GOAL: Search the records that follow and extract every line containing the string "gszx".

RECORDS TO PROCESS:
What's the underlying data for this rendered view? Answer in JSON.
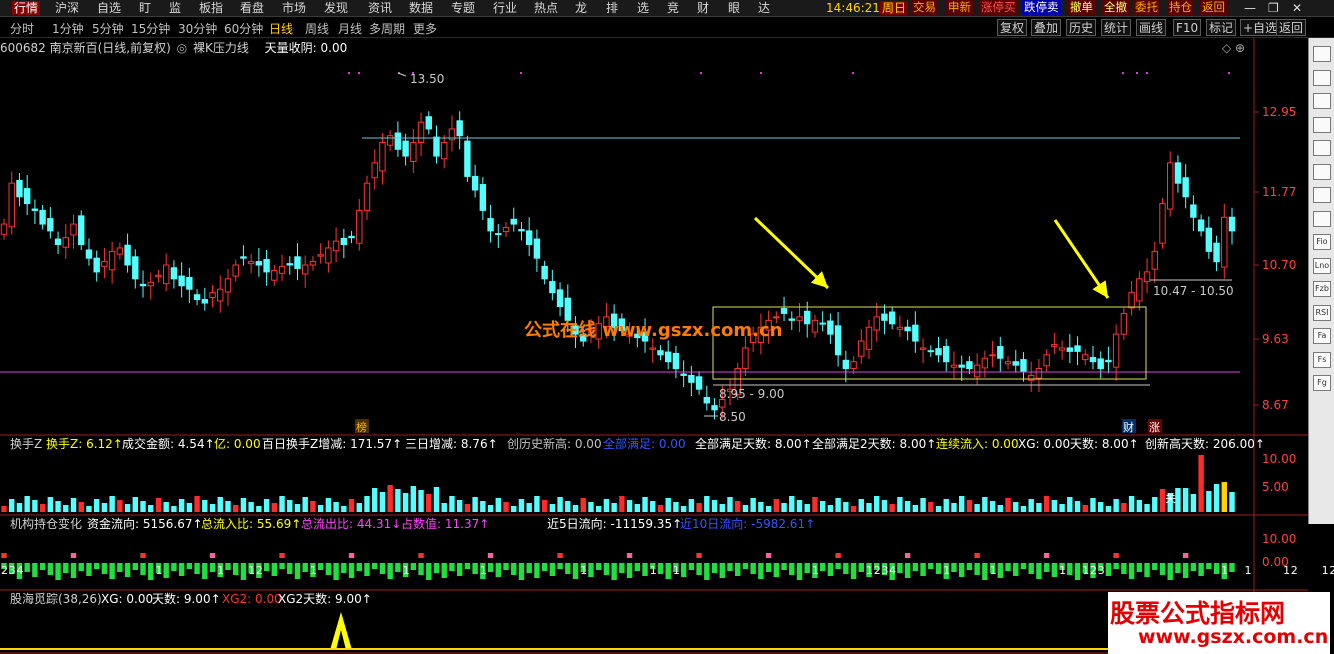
{
  "menu": [
    "行情",
    "沪深",
    "自选",
    "盯",
    "监",
    "板指",
    "看盘",
    "市场",
    "发现",
    "资讯",
    "数据",
    "专题",
    "行业",
    "热点",
    "龙",
    "排",
    "选",
    "竞",
    "财",
    "眼",
    "达"
  ],
  "clock": "14:46:21",
  "weekday": "周日",
  "top_buttons": [
    "交易",
    "申新",
    "涨停买",
    "跌停卖",
    "撤单",
    "全撤",
    "委托",
    "持仓",
    "返回"
  ],
  "periods": [
    "分时",
    "1分钟",
    "5分钟",
    "15分钟",
    "30分钟",
    "60分钟",
    "日线",
    "周线",
    "月线",
    "多周期",
    "更多"
  ],
  "active_period": "日线",
  "tools": [
    "复权",
    "叠加",
    "历史",
    "统计",
    "画线",
    "F10",
    "标记",
    "+自选",
    "返回"
  ],
  "title_bar": {
    "stock": "600682 南京新百(日线,前复权)",
    "indicator": "裸K压力线",
    "extra": "天量收阴: 0.00"
  },
  "price_labels": [
    "12.95",
    "11.77",
    "10.70",
    "9.63",
    "8.67"
  ],
  "annotations": {
    "high": "13.50",
    "low": "8.50",
    "range_low": "8.95 - 9.00",
    "range_right": "10.47 - 10.50",
    "mark_bang": "榜",
    "mark_cai": "财",
    "mark_zhang": "涨"
  },
  "watermark1": "公式在线 www.gszx.com.cn",
  "watermark2_line1": "股票公式指标网",
  "watermark2_line2": "www.gszx.com.cn",
  "panel1": {
    "items": [
      {
        "t": "换手Z",
        "c": "#d0d0d0"
      },
      {
        "t": "换手Z: 6.12↑",
        "c": "#ffff00"
      },
      {
        "t": "成交金额: 4.54↑",
        "c": "#ffffff"
      },
      {
        "t": "亿: 0.00",
        "c": "#ffff00"
      },
      {
        "t": "百日换手Z增减: 171.57↑",
        "c": "#ffffff"
      },
      {
        "t": "三日增减: 8.76↑",
        "c": "#ffffff"
      },
      {
        "t": "创历史新高: 0.00",
        "c": "#c0c0c0"
      },
      {
        "t": "全部满足: 0.00",
        "c": "#3355ff"
      },
      {
        "t": "全部满足天数: 8.00↑",
        "c": "#ffffff"
      },
      {
        "t": "全部满足2天数: 8.00↑",
        "c": "#ffffff"
      },
      {
        "t": "连续流入: 0.00",
        "c": "#ffff00"
      },
      {
        "t": "XG: 0.00",
        "c": "#ffffff"
      },
      {
        "t": "天数: 8.00↑",
        "c": "#ffffff"
      },
      {
        "t": "创新高天数: 206.00↑",
        "c": "#ffffff"
      }
    ],
    "scale": [
      "10.00",
      "5.00"
    ],
    "label_guan": "关"
  },
  "panel2": {
    "items": [
      {
        "t": "机构持仓变化",
        "c": "#d0d0d0"
      },
      {
        "t": "资金流向: 5156.67↑",
        "c": "#ffffff"
      },
      {
        "t": "总流入比: 55.69↑",
        "c": "#ffff00"
      },
      {
        "t": "总流出比: 44.31↓",
        "c": "#ff44ff"
      },
      {
        "t": "占数值: 11.37↑",
        "c": "#ff44ff"
      },
      {
        "t": "近5日流向: -11159.35↑",
        "c": "#ffffff"
      },
      {
        "t": "近10日流向: -5982.61↑",
        "c": "#3355ff"
      }
    ],
    "scale": [
      "10.00",
      "0.00"
    ],
    "digits": [
      [
        0,
        "2"
      ],
      [
        1,
        "3"
      ],
      [
        2,
        "4"
      ],
      [
        20,
        "1"
      ],
      [
        28,
        "1"
      ],
      [
        32,
        "1"
      ],
      [
        33,
        "2"
      ],
      [
        40,
        "1"
      ],
      [
        52,
        "1"
      ],
      [
        62,
        "1"
      ],
      [
        75,
        "1"
      ],
      [
        84,
        "1"
      ],
      [
        87,
        "1"
      ],
      [
        105,
        "1"
      ],
      [
        112,
        "1"
      ],
      [
        113,
        "2"
      ],
      [
        114,
        "3"
      ],
      [
        115,
        "4"
      ],
      [
        122,
        "1"
      ],
      [
        128,
        "1"
      ],
      [
        137,
        "1"
      ],
      [
        140,
        "1"
      ],
      [
        141,
        "2"
      ],
      [
        142,
        "3"
      ],
      [
        158,
        "1"
      ],
      [
        161,
        "1"
      ],
      [
        166,
        "1"
      ],
      [
        167,
        "2"
      ],
      [
        171,
        "1"
      ],
      [
        172,
        "2"
      ],
      [
        173,
        "3"
      ],
      [
        186,
        "1"
      ]
    ]
  },
  "panel3": {
    "items": [
      {
        "t": "股海觅踪(38,26)",
        "c": "#d0d0d0"
      },
      {
        "t": "XG: 0.00",
        "c": "#ffffff"
      },
      {
        "t": "天数: 9.00↑",
        "c": "#ffffff"
      },
      {
        "t": "XG2: 0.00",
        "c": "#ff3333"
      },
      {
        "t": "XG2天数: 9.00↑",
        "c": "#ffffff"
      }
    ]
  },
  "side_icons": [
    "scroll-up",
    "chart-a",
    "chart-b",
    "chart-c",
    "chart-d",
    "chart-e",
    "chart-f",
    "chart-g",
    "Fio",
    "Lno",
    "Fzb",
    "RSI",
    "Fa",
    "Fs",
    "Fg"
  ],
  "colors": {
    "up": "#ff3232",
    "down": "#54ffff",
    "yellow": "#ffff00",
    "magenta": "#ff00ff",
    "line": "#70c8d8"
  }
}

REPLY TO THE EXERCISE:
  "watermark1": "公式在线 www.gszx.com.cn",
  "watermark2_line2": "www.gszx.com.cn",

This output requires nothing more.